■ **EXERCISE DESCRIPTION**: Select the lines below containing the word "fill".

■ **EXERCISE MATERIALS**:
start
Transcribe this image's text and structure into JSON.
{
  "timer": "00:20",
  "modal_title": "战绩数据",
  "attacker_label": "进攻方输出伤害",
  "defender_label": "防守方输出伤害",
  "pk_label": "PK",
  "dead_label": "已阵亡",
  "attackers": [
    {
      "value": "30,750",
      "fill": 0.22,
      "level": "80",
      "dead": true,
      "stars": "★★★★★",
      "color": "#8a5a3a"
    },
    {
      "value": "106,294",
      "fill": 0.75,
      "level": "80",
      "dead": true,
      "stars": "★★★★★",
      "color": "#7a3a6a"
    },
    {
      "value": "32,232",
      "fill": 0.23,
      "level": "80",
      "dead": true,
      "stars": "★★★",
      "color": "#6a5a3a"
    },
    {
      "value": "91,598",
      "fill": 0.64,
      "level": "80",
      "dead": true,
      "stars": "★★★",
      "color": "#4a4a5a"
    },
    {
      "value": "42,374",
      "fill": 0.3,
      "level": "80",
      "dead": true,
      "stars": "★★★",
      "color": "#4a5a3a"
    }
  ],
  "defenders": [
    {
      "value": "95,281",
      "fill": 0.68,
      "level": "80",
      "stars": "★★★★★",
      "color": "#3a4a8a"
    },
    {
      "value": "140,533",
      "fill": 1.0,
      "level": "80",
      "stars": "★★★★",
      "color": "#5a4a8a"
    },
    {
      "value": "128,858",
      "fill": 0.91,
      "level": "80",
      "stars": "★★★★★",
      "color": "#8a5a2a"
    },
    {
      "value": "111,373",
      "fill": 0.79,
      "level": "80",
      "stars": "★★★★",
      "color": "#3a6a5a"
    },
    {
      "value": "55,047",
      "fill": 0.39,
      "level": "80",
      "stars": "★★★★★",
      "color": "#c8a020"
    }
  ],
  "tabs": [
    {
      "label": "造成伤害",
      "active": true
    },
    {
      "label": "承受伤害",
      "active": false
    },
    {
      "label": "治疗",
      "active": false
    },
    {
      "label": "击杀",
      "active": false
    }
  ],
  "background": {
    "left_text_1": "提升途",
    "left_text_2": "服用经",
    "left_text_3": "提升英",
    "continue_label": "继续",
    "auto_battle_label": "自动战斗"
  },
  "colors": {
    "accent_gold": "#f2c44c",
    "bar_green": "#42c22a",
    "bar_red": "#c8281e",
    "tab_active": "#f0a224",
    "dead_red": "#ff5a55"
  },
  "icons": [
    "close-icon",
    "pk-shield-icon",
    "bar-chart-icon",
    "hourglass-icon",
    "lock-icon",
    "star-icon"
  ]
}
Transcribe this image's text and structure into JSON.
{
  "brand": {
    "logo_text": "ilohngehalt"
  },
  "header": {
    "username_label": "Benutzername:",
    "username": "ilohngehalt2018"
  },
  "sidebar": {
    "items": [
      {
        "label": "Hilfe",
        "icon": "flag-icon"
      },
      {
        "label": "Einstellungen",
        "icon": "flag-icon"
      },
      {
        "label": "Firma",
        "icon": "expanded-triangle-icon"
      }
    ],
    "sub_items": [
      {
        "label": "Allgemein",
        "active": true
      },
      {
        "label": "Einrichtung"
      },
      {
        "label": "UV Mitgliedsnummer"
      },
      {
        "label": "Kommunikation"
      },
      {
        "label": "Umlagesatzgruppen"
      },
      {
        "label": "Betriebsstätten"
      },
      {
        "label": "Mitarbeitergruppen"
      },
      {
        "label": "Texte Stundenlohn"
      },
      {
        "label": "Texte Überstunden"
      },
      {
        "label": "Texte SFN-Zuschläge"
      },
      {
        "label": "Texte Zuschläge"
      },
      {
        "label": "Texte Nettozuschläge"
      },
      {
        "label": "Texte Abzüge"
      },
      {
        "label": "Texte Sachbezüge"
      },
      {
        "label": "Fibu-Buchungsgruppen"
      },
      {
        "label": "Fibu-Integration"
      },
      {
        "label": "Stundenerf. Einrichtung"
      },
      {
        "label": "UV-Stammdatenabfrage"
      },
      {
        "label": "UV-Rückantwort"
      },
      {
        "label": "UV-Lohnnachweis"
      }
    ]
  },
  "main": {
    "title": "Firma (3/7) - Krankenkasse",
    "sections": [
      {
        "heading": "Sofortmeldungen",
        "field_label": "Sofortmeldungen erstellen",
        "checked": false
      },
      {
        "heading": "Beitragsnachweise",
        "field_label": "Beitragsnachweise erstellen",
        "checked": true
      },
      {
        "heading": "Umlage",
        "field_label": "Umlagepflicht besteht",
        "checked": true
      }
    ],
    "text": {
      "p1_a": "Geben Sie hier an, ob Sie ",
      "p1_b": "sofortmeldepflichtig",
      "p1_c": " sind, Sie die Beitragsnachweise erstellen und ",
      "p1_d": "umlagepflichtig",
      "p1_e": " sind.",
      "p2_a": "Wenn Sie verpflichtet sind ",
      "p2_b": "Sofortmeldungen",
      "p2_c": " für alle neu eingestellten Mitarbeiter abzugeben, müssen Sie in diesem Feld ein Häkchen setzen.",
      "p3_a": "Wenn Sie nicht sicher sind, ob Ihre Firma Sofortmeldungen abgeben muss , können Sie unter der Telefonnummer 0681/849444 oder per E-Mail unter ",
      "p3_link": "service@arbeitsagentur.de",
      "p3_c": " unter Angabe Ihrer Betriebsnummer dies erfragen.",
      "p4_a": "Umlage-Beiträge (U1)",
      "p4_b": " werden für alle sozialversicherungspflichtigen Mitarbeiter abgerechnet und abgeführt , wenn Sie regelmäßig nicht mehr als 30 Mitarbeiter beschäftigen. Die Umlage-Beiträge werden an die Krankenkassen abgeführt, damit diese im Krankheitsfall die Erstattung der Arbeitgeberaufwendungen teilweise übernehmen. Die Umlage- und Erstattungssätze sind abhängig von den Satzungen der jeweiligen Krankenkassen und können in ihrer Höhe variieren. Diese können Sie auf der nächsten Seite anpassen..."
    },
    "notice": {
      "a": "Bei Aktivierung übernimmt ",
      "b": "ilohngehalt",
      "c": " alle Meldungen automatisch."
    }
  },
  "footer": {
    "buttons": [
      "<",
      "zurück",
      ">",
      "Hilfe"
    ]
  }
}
end
■ **REPLY**:
      "fill": 0.22,
      "fill": 0.75,
      "fill": 0.23,
      "fill": 0.64,
      "fill": 0.3,
      "fill": 0.68,
      "fill": 1.0,
      "fill": 0.91,
      "fill": 0.79,
      "fill": 0.39,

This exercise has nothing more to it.